__Work to do__
Repeat every record below exactly, leaving out the pictures.

— BEGIN Extracted material —

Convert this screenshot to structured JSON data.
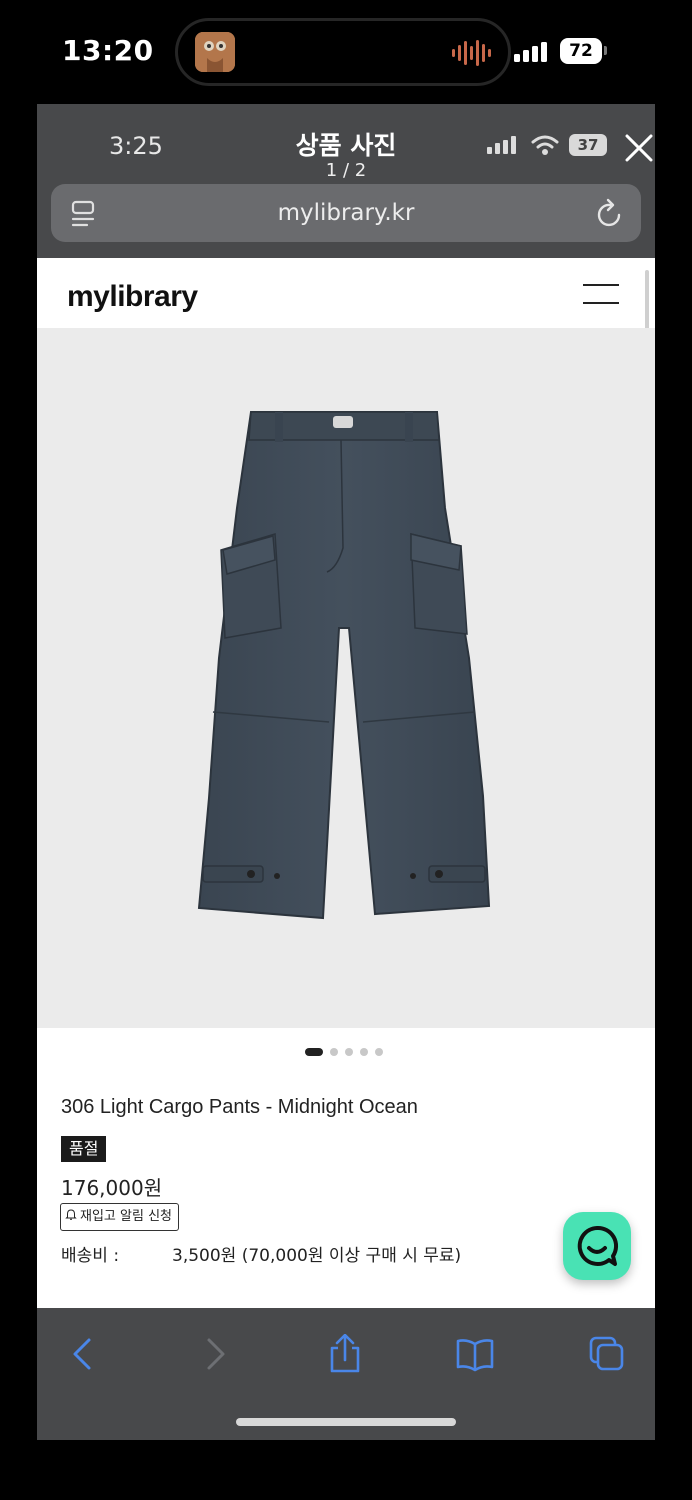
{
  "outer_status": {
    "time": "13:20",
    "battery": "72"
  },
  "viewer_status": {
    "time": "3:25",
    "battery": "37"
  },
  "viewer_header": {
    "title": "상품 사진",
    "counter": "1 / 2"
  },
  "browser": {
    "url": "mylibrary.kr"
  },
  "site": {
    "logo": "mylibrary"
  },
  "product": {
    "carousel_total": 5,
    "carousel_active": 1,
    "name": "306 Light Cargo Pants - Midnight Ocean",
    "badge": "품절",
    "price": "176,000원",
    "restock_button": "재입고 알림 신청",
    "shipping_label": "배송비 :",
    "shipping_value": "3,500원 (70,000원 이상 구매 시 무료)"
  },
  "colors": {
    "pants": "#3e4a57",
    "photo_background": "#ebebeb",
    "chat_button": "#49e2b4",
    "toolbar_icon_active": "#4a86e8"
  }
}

— END Extracted material —

__The response__
Convert this screenshot to structured JSON data.
{
  "outer_status": {
    "time": "13:20",
    "battery": "72"
  },
  "viewer_status": {
    "time": "3:25",
    "battery": "37"
  },
  "viewer_header": {
    "title": "상품 사진",
    "counter": "1 / 2"
  },
  "browser": {
    "url": "mylibrary.kr"
  },
  "site": {
    "logo": "mylibrary"
  },
  "product": {
    "carousel_total": 5,
    "carousel_active": 1,
    "name": "306 Light Cargo Pants - Midnight Ocean",
    "badge": "품절",
    "price": "176,000원",
    "restock_button": "재입고 알림 신청",
    "shipping_label": "배송비 :",
    "shipping_value": "3,500원 (70,000원 이상 구매 시 무료)"
  },
  "colors": {
    "pants": "#3e4a57",
    "photo_background": "#ebebeb",
    "chat_button": "#49e2b4",
    "toolbar_icon_active": "#4a86e8"
  }
}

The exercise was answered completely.